Task brief:
Every line that contains the word "label" should be copied.

Stored rows:
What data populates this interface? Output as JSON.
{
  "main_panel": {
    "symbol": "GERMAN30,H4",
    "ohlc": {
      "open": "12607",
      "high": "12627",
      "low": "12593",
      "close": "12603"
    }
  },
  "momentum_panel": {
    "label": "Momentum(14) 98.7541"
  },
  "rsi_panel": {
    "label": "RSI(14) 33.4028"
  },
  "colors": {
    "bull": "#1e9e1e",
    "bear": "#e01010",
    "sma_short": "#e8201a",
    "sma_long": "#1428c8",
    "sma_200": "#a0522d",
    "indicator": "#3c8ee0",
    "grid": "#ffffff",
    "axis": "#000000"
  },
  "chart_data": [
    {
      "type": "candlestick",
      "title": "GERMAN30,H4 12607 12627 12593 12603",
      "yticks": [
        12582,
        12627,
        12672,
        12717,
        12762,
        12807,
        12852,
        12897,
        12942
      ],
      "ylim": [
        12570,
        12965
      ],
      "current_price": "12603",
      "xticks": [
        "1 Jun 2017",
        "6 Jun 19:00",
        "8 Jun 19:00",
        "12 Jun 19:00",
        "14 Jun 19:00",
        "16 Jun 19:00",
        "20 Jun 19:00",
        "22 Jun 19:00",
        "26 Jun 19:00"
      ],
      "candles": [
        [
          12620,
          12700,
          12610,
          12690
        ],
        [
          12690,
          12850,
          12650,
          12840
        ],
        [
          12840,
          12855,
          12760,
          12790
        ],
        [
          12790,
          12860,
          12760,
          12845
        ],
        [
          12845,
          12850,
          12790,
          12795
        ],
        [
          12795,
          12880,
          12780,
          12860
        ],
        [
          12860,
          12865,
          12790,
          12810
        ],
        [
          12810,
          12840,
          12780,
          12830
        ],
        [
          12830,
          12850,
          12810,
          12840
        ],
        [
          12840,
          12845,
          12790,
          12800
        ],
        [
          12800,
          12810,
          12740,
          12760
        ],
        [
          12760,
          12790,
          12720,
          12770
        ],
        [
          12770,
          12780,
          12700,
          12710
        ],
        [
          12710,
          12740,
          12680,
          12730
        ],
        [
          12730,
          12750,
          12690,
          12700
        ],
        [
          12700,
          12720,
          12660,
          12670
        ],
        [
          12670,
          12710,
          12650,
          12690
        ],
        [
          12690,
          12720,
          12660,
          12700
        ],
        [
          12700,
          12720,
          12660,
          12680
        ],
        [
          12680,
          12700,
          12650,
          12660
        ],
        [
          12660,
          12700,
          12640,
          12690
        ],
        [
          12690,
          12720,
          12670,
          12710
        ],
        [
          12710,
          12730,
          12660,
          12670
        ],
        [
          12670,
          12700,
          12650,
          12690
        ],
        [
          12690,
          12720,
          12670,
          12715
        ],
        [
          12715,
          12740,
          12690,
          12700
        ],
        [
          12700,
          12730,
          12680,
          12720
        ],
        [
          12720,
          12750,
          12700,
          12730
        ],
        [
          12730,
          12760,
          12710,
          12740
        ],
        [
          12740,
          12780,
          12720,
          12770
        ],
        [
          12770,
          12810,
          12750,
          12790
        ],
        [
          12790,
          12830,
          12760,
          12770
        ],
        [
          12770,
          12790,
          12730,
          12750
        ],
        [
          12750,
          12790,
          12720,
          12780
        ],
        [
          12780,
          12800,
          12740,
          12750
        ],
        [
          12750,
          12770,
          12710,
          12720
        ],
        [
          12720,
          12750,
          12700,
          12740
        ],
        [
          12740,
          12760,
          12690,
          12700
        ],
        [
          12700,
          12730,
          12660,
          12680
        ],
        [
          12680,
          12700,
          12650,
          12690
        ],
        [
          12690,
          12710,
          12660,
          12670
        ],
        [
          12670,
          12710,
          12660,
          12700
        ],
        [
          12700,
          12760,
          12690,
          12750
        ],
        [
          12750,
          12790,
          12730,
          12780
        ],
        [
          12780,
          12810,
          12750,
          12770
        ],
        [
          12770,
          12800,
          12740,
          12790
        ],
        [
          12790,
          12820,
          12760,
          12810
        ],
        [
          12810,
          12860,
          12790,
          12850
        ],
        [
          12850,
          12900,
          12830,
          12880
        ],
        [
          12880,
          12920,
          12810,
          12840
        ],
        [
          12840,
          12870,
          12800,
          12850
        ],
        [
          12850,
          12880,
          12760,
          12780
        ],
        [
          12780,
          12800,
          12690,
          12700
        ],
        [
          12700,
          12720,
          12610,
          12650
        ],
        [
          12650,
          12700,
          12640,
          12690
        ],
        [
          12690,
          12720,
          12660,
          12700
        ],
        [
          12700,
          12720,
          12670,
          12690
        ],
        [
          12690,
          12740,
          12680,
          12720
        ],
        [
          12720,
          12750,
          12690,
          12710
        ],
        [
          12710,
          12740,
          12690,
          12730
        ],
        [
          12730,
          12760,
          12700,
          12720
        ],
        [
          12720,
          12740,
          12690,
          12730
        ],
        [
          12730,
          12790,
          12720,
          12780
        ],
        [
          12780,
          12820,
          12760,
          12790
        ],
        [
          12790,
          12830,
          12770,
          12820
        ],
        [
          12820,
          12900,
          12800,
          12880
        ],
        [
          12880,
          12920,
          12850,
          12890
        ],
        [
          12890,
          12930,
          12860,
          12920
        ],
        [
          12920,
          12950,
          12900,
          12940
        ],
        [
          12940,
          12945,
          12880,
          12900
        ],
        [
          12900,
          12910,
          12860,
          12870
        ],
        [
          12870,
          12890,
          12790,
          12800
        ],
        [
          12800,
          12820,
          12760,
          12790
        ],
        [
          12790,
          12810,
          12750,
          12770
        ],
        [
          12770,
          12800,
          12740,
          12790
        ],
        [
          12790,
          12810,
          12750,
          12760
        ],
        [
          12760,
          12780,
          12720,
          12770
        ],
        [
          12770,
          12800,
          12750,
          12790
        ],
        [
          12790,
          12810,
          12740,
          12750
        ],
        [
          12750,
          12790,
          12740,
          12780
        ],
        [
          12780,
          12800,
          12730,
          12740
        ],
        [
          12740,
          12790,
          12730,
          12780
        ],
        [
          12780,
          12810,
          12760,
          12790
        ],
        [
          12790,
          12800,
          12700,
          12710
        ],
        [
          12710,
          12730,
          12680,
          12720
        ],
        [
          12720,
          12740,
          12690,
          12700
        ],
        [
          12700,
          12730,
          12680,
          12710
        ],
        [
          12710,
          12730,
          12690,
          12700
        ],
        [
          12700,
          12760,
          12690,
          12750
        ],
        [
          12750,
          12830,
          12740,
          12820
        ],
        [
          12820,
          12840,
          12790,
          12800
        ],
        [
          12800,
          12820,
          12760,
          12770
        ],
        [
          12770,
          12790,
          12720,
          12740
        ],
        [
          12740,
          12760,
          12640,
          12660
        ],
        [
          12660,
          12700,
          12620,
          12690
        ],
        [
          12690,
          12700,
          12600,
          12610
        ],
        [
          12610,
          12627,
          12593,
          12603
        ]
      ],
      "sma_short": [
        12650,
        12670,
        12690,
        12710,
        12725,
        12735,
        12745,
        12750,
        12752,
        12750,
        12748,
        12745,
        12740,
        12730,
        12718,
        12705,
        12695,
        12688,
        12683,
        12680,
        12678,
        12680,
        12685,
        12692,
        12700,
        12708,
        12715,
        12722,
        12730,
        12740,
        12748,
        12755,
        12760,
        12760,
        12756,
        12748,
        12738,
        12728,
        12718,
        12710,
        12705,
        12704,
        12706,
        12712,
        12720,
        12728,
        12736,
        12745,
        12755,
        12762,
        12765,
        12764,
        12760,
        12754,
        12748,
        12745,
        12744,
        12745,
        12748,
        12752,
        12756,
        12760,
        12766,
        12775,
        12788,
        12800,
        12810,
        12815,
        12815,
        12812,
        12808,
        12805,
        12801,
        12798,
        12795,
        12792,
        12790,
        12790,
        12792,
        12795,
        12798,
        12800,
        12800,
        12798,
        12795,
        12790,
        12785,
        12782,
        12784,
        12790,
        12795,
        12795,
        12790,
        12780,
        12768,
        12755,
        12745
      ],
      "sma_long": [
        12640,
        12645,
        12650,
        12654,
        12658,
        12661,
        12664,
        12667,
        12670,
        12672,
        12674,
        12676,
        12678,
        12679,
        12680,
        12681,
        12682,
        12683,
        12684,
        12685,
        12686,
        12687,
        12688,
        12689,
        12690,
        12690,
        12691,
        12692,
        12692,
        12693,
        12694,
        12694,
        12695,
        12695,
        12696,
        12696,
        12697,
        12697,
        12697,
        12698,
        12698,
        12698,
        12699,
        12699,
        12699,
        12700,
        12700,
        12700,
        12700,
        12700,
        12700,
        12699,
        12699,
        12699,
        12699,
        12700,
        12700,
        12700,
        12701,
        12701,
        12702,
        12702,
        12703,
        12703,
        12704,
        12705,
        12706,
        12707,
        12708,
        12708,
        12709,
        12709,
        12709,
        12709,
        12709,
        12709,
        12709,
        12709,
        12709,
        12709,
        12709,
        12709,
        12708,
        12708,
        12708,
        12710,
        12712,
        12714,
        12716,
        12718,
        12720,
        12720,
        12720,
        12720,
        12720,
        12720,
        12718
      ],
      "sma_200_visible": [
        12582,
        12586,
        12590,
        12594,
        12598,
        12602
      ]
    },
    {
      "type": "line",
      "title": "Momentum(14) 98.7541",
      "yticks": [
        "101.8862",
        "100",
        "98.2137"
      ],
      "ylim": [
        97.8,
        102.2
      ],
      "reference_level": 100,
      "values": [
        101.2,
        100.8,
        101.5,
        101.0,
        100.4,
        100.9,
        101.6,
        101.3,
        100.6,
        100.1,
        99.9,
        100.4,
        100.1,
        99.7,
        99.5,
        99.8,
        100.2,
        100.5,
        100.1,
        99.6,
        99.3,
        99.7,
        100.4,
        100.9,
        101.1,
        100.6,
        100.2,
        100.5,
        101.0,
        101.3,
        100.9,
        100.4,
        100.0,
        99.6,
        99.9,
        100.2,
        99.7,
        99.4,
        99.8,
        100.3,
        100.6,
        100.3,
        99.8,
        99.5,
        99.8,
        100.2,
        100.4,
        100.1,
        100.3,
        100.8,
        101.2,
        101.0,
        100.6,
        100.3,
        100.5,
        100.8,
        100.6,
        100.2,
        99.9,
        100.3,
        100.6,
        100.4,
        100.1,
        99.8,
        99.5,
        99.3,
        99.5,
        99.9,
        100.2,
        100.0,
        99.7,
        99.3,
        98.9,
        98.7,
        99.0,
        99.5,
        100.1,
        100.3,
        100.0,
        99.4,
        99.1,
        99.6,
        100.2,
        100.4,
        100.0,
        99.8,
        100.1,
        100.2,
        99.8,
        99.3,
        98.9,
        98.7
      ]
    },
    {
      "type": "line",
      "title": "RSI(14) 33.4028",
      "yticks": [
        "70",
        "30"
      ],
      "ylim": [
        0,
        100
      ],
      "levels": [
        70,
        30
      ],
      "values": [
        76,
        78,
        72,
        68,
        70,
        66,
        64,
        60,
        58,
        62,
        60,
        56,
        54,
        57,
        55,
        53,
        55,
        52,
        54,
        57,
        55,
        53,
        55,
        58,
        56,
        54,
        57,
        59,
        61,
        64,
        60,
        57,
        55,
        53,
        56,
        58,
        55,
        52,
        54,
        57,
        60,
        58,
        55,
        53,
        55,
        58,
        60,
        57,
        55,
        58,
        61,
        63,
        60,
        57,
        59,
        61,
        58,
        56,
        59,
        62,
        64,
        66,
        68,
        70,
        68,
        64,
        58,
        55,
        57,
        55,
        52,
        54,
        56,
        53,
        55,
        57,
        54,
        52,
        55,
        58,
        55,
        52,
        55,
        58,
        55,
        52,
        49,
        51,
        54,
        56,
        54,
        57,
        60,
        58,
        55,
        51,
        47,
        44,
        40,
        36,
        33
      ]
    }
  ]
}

Response to this exercise:
    "label": "Momentum(14) 98.7541"
    "label": "RSI(14) 33.4028"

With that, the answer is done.